Image layout annotations:
************

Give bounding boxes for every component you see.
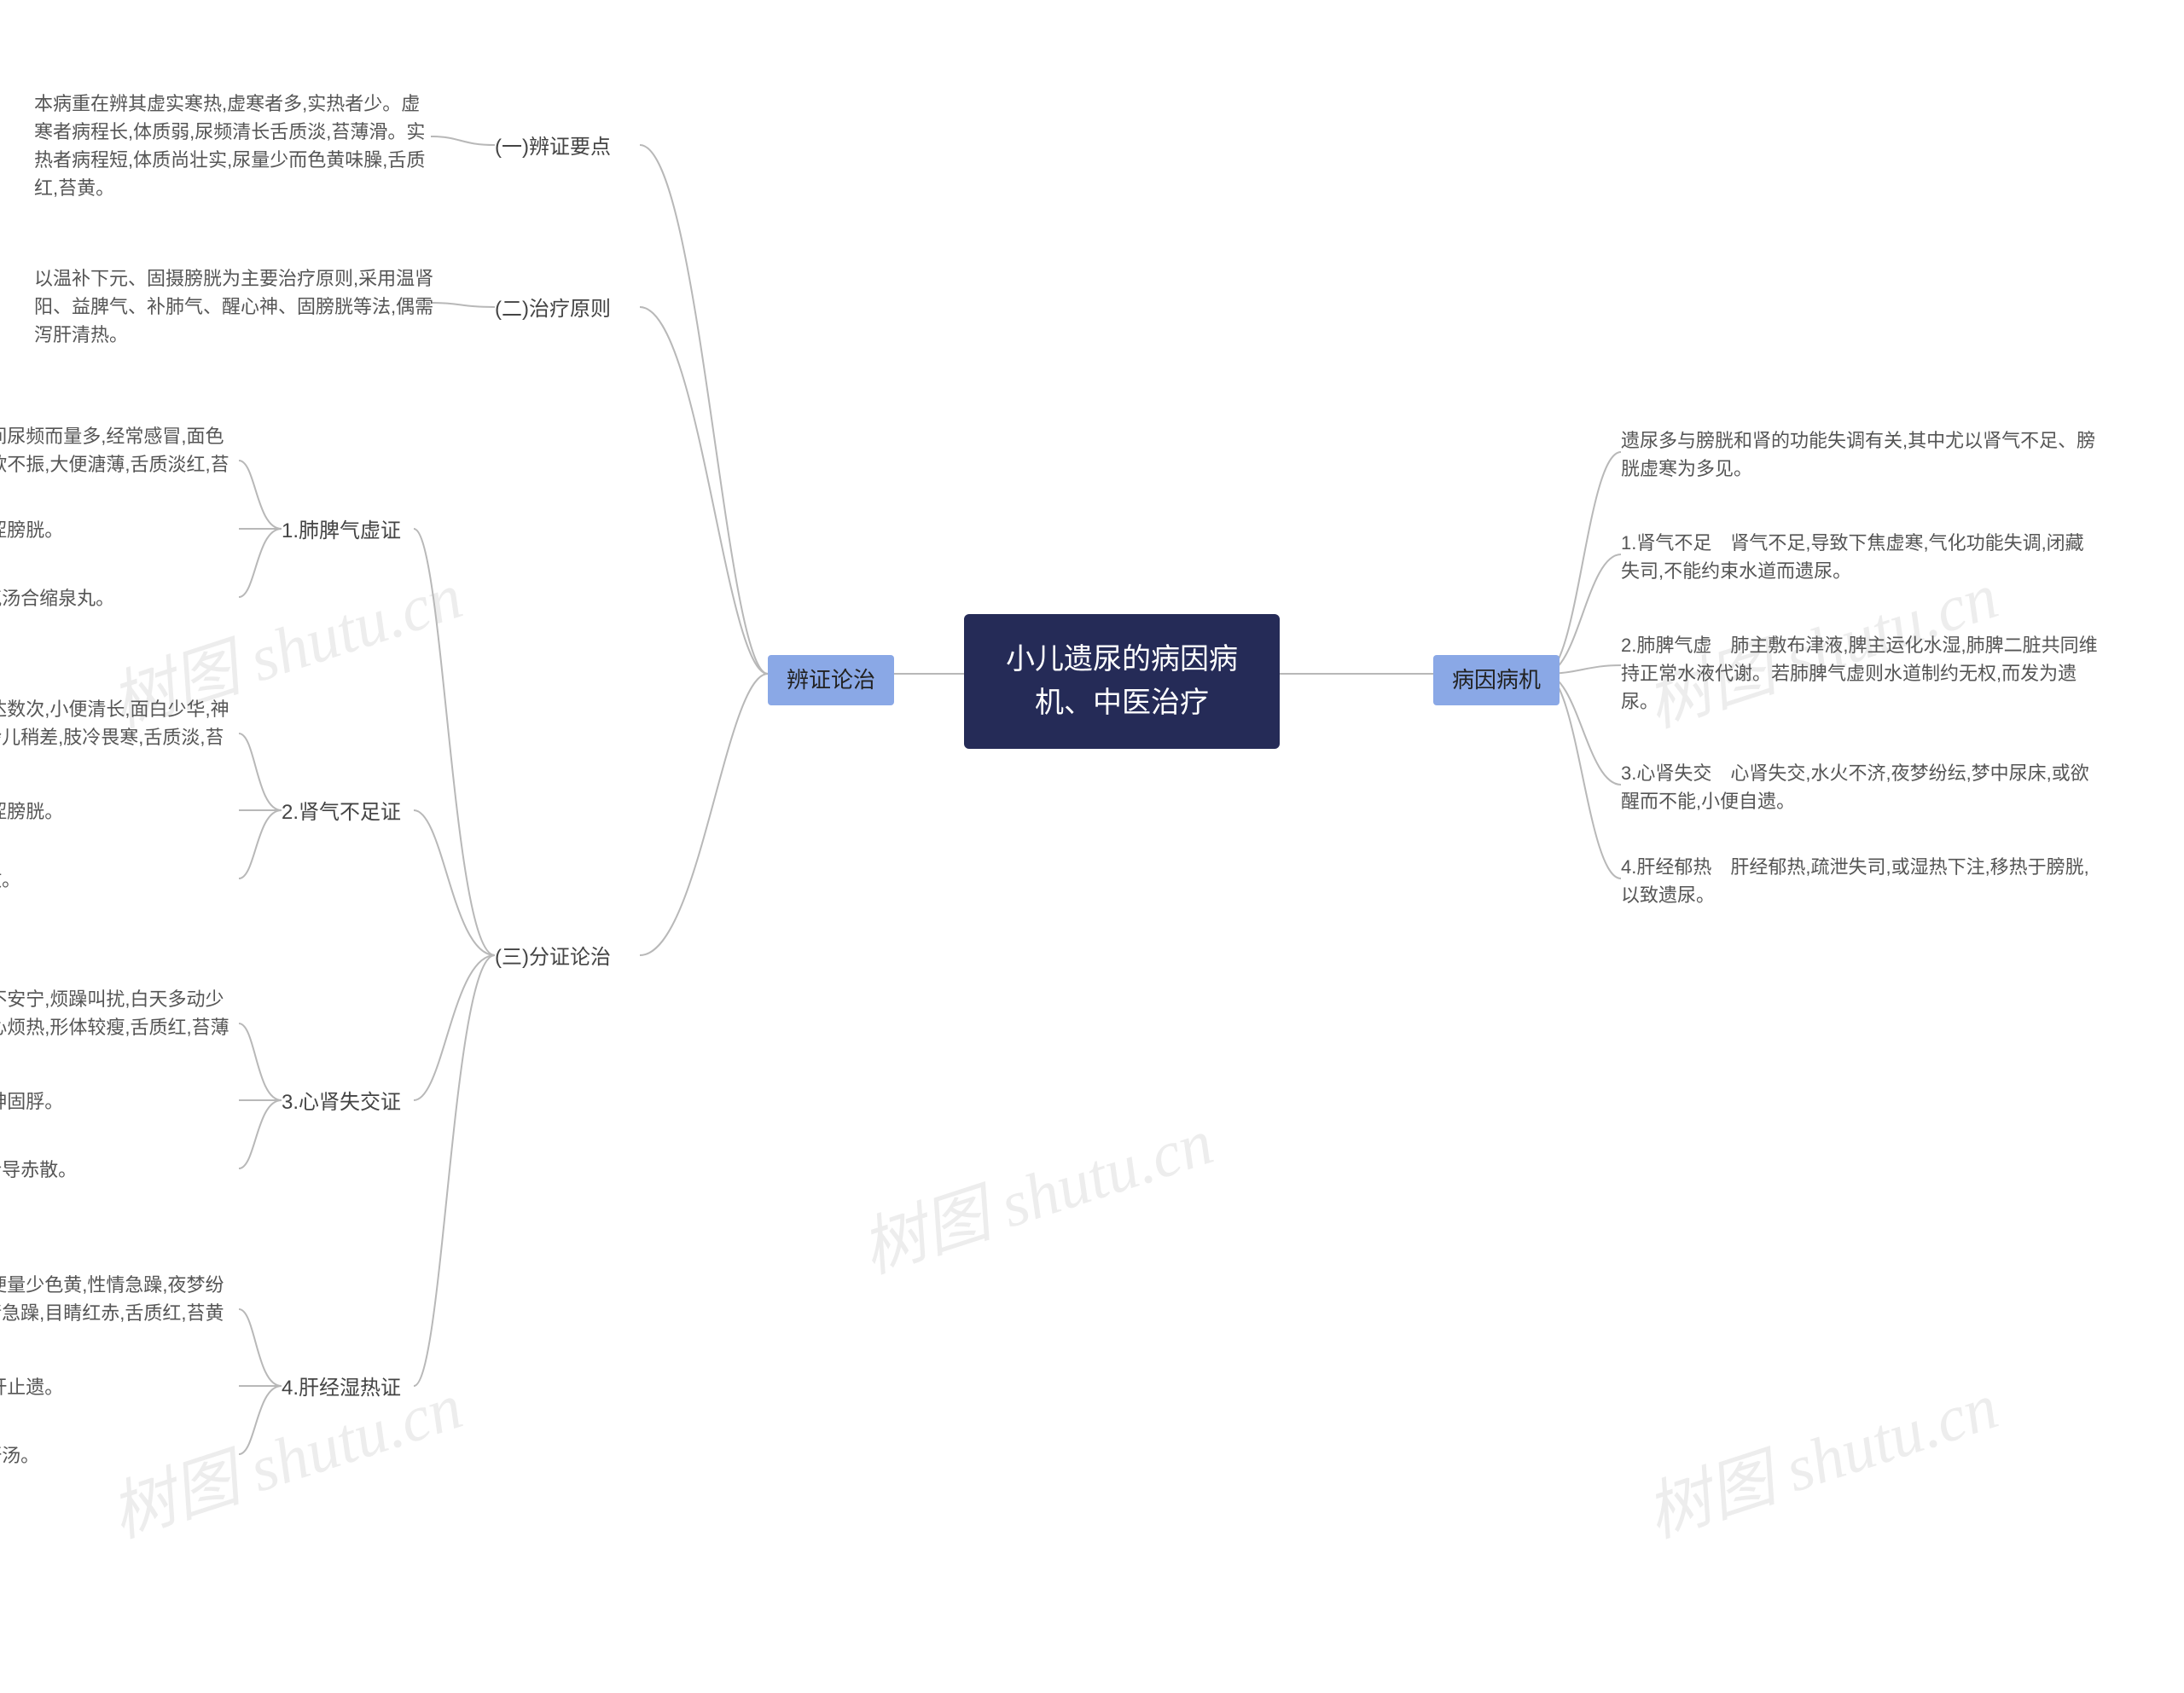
connector-layer — [0, 0, 2184, 1693]
syndrome-treatment: 治法:清心滋肾,安神固脬。 — [0, 1087, 63, 1116]
etiology-item: 3.心肾失交 心肾失交,水火不济,夜梦纷纭,梦中尿床,或欲醒而不能,小便自遗。 — [1621, 759, 2099, 815]
syndrome-lung-spleen[interactable]: 1.肺脾气虚证 — [282, 516, 401, 547]
syndrome-liver-heat[interactable]: 4.肝经湿热证 — [282, 1373, 401, 1404]
watermark: 树图 shutu.cn — [1632, 1354, 2007, 1555]
root-node[interactable]: 小儿遗尿的病因病机、中医治疗 — [964, 614, 1280, 749]
etiology-item: 1.肾气不足 肾气不足,导致下焦虚寒,气化功能失调,闭藏失司,不能约束水道而遗尿… — [1621, 529, 2099, 585]
syndrome-treatment: 治法:温补肾阳,固涩膀胱。 — [0, 797, 63, 826]
watermark: 树图 shutu.cn — [847, 1089, 1223, 1290]
section-syndromes[interactable]: (三)分证论治 — [495, 942, 611, 973]
branch-etiology[interactable]: 病因病机 — [1433, 655, 1560, 705]
etiology-item: 2.肺脾气虚 肺主敷布津液,脾主运化水湿,肺脾二脏共同维持正常水液代谢。若肺脾气… — [1621, 631, 2099, 716]
syndrome-prescription: 代表方剂:菟丝子散。 — [0, 866, 20, 894]
syndrome-prescription: 代表方剂:龙胆泻肝汤。 — [0, 1441, 39, 1470]
syndrome-symptom: 证候:寐中多遗,可达数次,小便清长,面白少华,神疲乏力,智力较同龄儿稍差,肢冷畏… — [0, 695, 239, 780]
etiology-item: 4.肝经郁热 肝经郁热,疏泄失司,或湿热下注,移热于膀胱,以致遗尿。 — [1621, 853, 2099, 909]
branch-diagnosis[interactable]: 辨证论治 — [768, 655, 894, 705]
section-key-points[interactable]: (一)辨证要点 — [495, 132, 611, 163]
syndrome-symptom: 证候:夜间遗尿,日间尿频而量多,经常感冒,面色少华,神疲乏力,食欲不振,大便溏薄… — [0, 422, 239, 507]
key-points-text: 本病重在辨其虚实寒热,虚寒者多,实热者少。虚寒者病程长,体质弱,尿频清长舌质淡,… — [34, 90, 435, 202]
syndrome-prescription: 代表方剂:补中益气汤合缩泉丸。 — [0, 584, 114, 612]
syndrome-symptom: 证候:寐中遗尿,小便量少色黄,性情急躁,夜梦纷纭或寐中龂齿,性情急躁,目睛红赤,… — [0, 1271, 239, 1355]
syndrome-heart-kidney[interactable]: 3.心肾失交证 — [282, 1087, 401, 1118]
syndrome-treatment: 治法:补肺益脾,固涩膀胱。 — [0, 516, 63, 544]
section-principles[interactable]: (二)治疗原则 — [495, 294, 611, 325]
syndrome-prescription: 代表方剂:交泰丸合导赤散。 — [0, 1156, 77, 1184]
syndrome-treatment: 治法:清热利湿,泻肝止遗。 — [0, 1373, 63, 1401]
etiology-item: 遗尿多与膀胱和肾的功能失调有关,其中尤以肾气不足、膀胱虚寒为多见。 — [1621, 426, 2099, 483]
syndrome-kidney-qi[interactable]: 2.肾气不足证 — [282, 797, 401, 828]
syndrome-symptom: 证候:梦中遗尿,寐不安宁,烦躁叫扰,白天多动少静,难以自制,或五心烦热,形体较瘦… — [0, 985, 239, 1070]
principles-text: 以温补下元、固摄膀胱为主要治疗原则,采用温肾阳、益脾气、补肺气、醒心神、固膀胱等… — [34, 264, 435, 349]
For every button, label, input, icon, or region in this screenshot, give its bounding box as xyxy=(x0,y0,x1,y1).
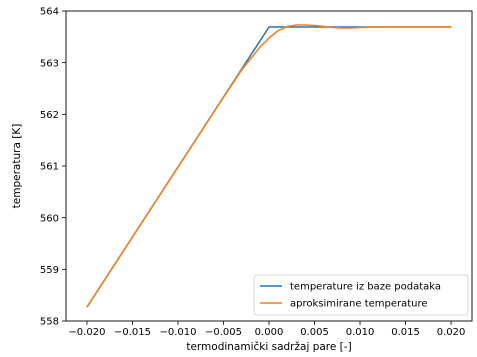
legend-label-1: temperature iz baze podataka xyxy=(290,282,441,293)
y-tick-label: 560 xyxy=(40,213,59,224)
series-line-2 xyxy=(86,24,452,308)
x-tick-label: −0.005 xyxy=(205,327,242,338)
y-tick-label: 563 xyxy=(40,58,59,69)
plot-area xyxy=(86,24,452,308)
x-tick-label: 0.020 xyxy=(437,327,466,338)
x-axis-label: termodinamički sadržaj pare [-] xyxy=(186,341,351,353)
x-tick-label: 0.015 xyxy=(391,327,420,338)
legend-frame xyxy=(253,274,469,316)
series-line-1 xyxy=(86,26,452,308)
y-axis-ticks: 558 559 560 561 562 563 564 xyxy=(40,7,66,328)
legend-label-2: aproksimirane temperature xyxy=(290,299,428,310)
axes-frame xyxy=(65,10,473,322)
y-tick-label: 561 xyxy=(40,162,59,173)
x-tick-label: 0.010 xyxy=(346,327,375,338)
y-tick-label: 564 xyxy=(40,7,59,18)
y-tick-label: 562 xyxy=(40,110,59,121)
x-axis-ticks: −0.020 −0.015 −0.010 −0.005 0.000 0.005 0.010 0… xyxy=(68,321,465,338)
x-tick-label: −0.020 xyxy=(68,327,105,338)
x-tick-label: 0.000 xyxy=(255,327,284,338)
x-tick-label: 0.005 xyxy=(300,327,329,338)
y-tick-label: 558 xyxy=(40,317,59,328)
y-axis-label: temperatura [K] xyxy=(11,124,23,209)
legend: temperature iz baze podataka aproksimiran… xyxy=(253,274,469,316)
y-tick-label: 559 xyxy=(40,265,59,276)
x-tick-label: −0.015 xyxy=(114,327,151,338)
x-tick-label: −0.010 xyxy=(159,327,196,338)
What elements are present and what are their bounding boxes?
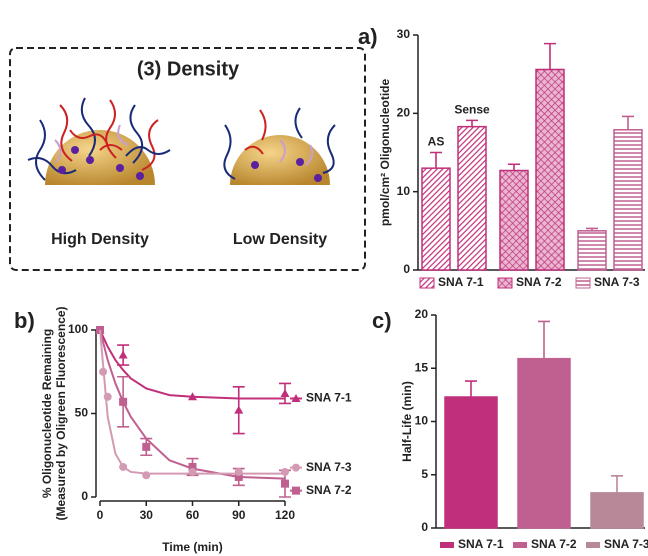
sna-low [223,107,336,185]
point [280,388,290,397]
y-axis-label: (Measured by Oligreen Fluorescence) [54,306,68,520]
y-tick-label: 20 [397,106,411,120]
point [99,367,108,376]
error-bar [611,475,623,493]
y-axis-label: pmol/cm² Oligonucleotide [378,79,392,227]
point [234,472,243,481]
bar [613,129,643,271]
point [281,467,289,476]
point [188,462,197,471]
bar [577,230,607,271]
point [119,397,128,406]
legend-label: SNA 7-1 [458,537,504,551]
x-tick-label: 90 [232,508,246,522]
panel-label: b) [14,308,35,333]
y-tick-label: 10 [397,184,411,198]
error-bar [544,42,556,70]
point [188,392,197,401]
series-label: SNA 7-1 [306,391,352,405]
y-axis-label: % Oligonucleotide Remaining [40,329,54,498]
point [142,442,151,451]
error-bar [538,320,550,359]
legend-label: SNA 7-2 [531,537,577,551]
fit-curve [99,329,285,475]
fit-curve [99,329,286,480]
point [118,350,128,359]
error-bar [466,119,478,127]
y-tick-label: 20 [415,307,429,321]
diagram-title: (3) Density [137,58,240,80]
y-tick-label: 15 [415,360,429,374]
x-axis-label: Time (min) [162,540,222,554]
diagram-label: Low Density [233,231,327,248]
legend-swatch [513,542,527,548]
y-axis-label: Half-Life (min) [400,381,414,462]
y-tick-label: 0 [421,520,428,534]
legend-swatch [440,542,454,548]
error-bar [622,115,634,130]
y-tick-label: 0 [403,262,410,276]
x-tick-label: 120 [275,508,295,522]
x-tick-label: 30 [140,508,154,522]
legend-swatch [575,277,591,289]
series-label: SNA 7-3 [306,460,352,474]
y-tick-label: 0 [81,489,88,503]
point [234,467,243,476]
panel-label: c) [372,308,392,333]
diagram-label: High Density [51,231,149,248]
point [119,462,128,471]
sna-high [27,97,171,185]
y-tick-label: 100 [68,322,88,336]
point [234,405,244,414]
category-label: AS [428,135,445,149]
y-tick-label: 5 [421,467,428,481]
error-bar [465,380,477,398]
panel-label: a) [358,24,378,49]
x-tick-label: 0 [97,508,104,522]
error-bar [430,151,442,169]
fit-curve [99,329,285,400]
bar [421,167,451,271]
point [188,467,197,476]
series-label: SNA 7-2 [306,483,352,497]
y-tick-label: 30 [397,27,411,41]
y-tick-label: 10 [415,414,429,428]
legend-swatch [586,542,600,548]
bar [457,125,487,271]
legend-swatch [497,277,513,289]
legend-label: SNA 7-3 [604,537,648,551]
y-tick-label: 50 [75,406,89,420]
bar [499,169,529,271]
diagram-frame [9,47,366,271]
x-tick-label: 60 [186,508,200,522]
error-bar [508,163,520,171]
legend-swatch [419,277,435,289]
bar [535,68,565,271]
legend-label: SNA 7-1 [438,275,484,289]
legend-label: SNA 7-3 [594,275,640,289]
point [281,479,289,488]
error-bar [586,227,598,231]
point [103,392,112,401]
point [142,471,151,480]
diagram: (3) Density High Density L [9,47,366,271]
category-label: Sense [454,103,490,117]
bar [444,396,498,529]
legend-label: SNA 7-2 [516,275,562,289]
bar [517,357,571,529]
bar [590,492,644,529]
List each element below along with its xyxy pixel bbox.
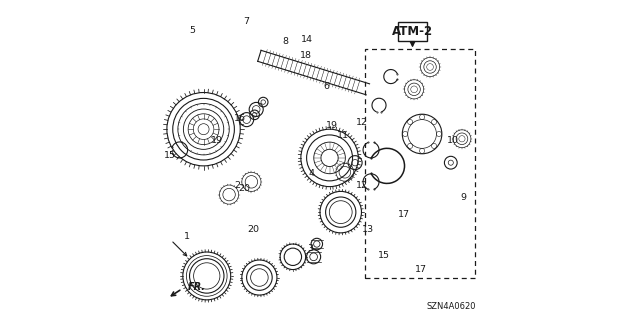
Text: 7: 7 [244,17,250,26]
Text: 5: 5 [189,26,195,35]
Text: ATM-2: ATM-2 [392,25,433,38]
Text: FR.: FR. [188,282,205,292]
Text: 17: 17 [415,265,426,274]
Bar [365,49,475,278]
Bar [398,22,427,41]
Text: 20: 20 [238,184,250,193]
Text: 10: 10 [447,136,460,145]
Text: 4: 4 [308,169,314,178]
Text: 12: 12 [355,181,367,189]
Text: 6: 6 [323,82,330,91]
Text: SZN4A0620: SZN4A0620 [427,302,476,311]
Text: 19: 19 [211,136,223,145]
Text: 17: 17 [397,210,410,219]
Text: 16: 16 [234,114,246,122]
Text: 2: 2 [235,181,241,189]
Text: 13: 13 [362,225,374,234]
Text: 12: 12 [355,118,367,127]
Text: 8: 8 [282,37,288,46]
Text: 20: 20 [247,225,259,234]
Text: 14: 14 [301,35,312,44]
Text: 3: 3 [307,244,313,253]
Text: 1: 1 [184,232,190,241]
Text: 19: 19 [326,121,338,130]
Text: 15: 15 [163,151,175,160]
Text: 18: 18 [300,51,312,60]
Text: 9: 9 [461,193,467,202]
Text: 11: 11 [337,131,349,140]
Text: 15: 15 [378,251,390,260]
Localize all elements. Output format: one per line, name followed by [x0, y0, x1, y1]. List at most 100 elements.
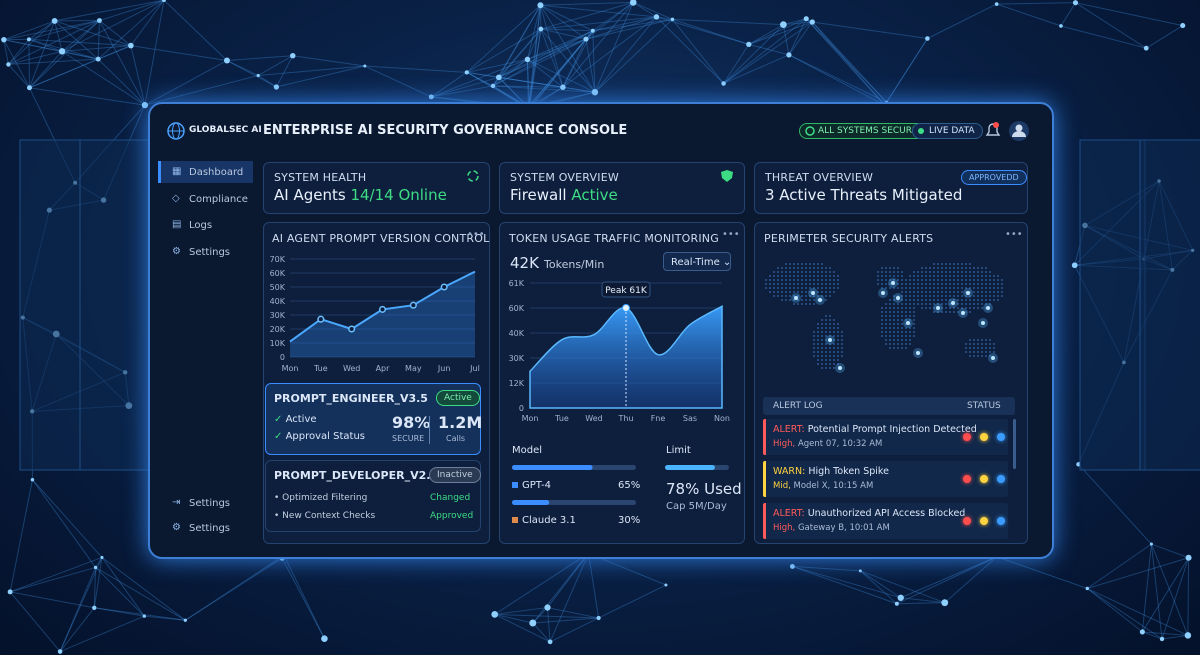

************

▶ **Given request**:
Please write out everything from "sna-low [223,107,336,185]" down to "legend-label: SNA 7-1 [458,537,504,551]" in the data again, swapping each "point" for "marker" and keeping all else the same.

▶ **Final result**:
sna-low [223,107,336,185]
marker [280,388,290,397]
y-axis-label: (Measured by Oligreen Fluorescence) [54,306,68,520]
y-tick-label: 20 [397,106,411,120]
marker [99,367,108,376]
error-bar [611,475,623,493]
y-axis-label: pmol/cm² Oligonucleotide [378,79,392,227]
marker [234,472,243,481]
bar [613,129,643,271]
marker [281,467,289,476]
marker [188,462,197,471]
bar [577,230,607,271]
marker [119,397,128,406]
legend-label: SNA 7-1 [458,537,504,551]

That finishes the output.